● **FRAGMENTO DEL TEXTO**
Hermano mío, hay muchos amores, y de distintas potencias. Está el amor de primera potencia: el que se da a Dios.
Luego, el amor de segunda potencia: el materno, o paterno. Porque, si el primero es enteramente espiritual, éste es en dos partes espiritual y en una carnal se mezcla, sí, el sentimiento afectivo humano, pero predomina lo superior, porque un padre o una madre, sana y santamente tales, no dan sólo alimento y caricias a la carne de su hijo, sino que también nutren y aman su mente y su espíritu. Es tan cierto esto que estoy diciendo, que, quien se consagra a la infancia – aunque sólo fuere para instruirla- termina por amarla como si fuera su propia carne.
Existe amor hacia la compañera: es amor de tercera potencia, porque es – me refiero también en este caso a los sanos y santos amores – mitad espíritu mitad carne. El hombre para su esposa es maestro y padre, además de esposo; la mujer para su esposo es ángel y madre, además de esposa. Éstos son los tres amores más elevados.
A Dios se le debe amar porque es Dios, por tanto, no es necesaria ninguna explicación para persuadir de este amor. Él es el que es, o sea, el Todo; el hombre (la nada que viene a ser partícipe del Todo por el alma infundida por el Eterno – sin ella el hombre sería uno de tantos animales brutos que viven sobre la faz de la tierra o en las aguas o en el aire -) debe adorar por deber y para merecer sobrevivir en el Todo, es decir, para merecer venir a ser parte del Pueblo santo de Dios en el Cielo, ciudadano de la Jerusalén que no conocerá profanación o destrucción algunas por los siglos de los siglos.

● **QUÉ HARÁS**
a: Indica si cada afirmación coincide con el fragmento sobre los tipos de amor y cita las palabras que lo deciden: (i) el amor hacia la compañera es de tercera potencia; (ii) el amor materno o paterno es enteramente espiritual; (iii) hace falta una explicación para persuadir del amor a Dios.
b: Reproduce sin cambios el fragmento sobre los tipos de amor, empezando en «Existe amor hacia» y terminando en «amores más elevados.».

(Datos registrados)
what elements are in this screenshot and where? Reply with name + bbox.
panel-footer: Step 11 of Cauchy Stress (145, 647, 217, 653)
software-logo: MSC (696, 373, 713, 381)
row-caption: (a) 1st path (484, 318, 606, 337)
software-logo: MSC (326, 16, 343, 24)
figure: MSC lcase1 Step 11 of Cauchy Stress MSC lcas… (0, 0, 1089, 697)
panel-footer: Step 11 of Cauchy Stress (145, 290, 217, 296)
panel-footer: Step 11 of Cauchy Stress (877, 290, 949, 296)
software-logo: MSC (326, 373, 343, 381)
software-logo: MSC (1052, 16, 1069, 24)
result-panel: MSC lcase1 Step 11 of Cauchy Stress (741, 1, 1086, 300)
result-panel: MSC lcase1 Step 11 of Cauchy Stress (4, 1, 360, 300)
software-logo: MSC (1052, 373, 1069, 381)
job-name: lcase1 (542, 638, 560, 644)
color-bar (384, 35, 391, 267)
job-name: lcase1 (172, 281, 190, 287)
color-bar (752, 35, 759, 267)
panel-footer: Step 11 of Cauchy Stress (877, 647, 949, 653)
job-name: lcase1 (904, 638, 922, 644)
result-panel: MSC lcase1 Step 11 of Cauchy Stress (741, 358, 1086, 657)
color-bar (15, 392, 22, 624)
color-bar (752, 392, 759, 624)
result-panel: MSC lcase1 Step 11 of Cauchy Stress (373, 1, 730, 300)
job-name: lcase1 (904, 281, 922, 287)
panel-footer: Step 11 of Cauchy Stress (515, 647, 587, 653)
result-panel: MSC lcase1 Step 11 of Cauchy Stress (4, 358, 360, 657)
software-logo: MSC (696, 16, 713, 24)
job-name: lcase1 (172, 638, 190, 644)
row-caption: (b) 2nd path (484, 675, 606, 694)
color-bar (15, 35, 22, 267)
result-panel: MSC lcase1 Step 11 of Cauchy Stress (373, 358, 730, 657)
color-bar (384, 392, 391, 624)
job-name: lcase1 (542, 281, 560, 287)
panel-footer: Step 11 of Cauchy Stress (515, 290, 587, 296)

● **SOLUCIONES**
a:
(i) Sí: «Existe amor hacia la compañera: es amor de tercera potencia».
(ii) No: «si el primero es enteramente espiritual, éste es en dos partes espiritual y en una carnal».
(iii) No: «no es necesaria ninguna explicación para persuadir de este amor».

b:
Existe amor hacia la compañera: es amor de tercera potencia, porque es – me refiero también en este caso a los sanos y santos amores – mitad espíritu mitad carne. El hombre para su esposa es maestro y padre, además de esposo; la mujer para su esposo es ángel y madre, además de esposa. Éstos son los tres amores más elevados.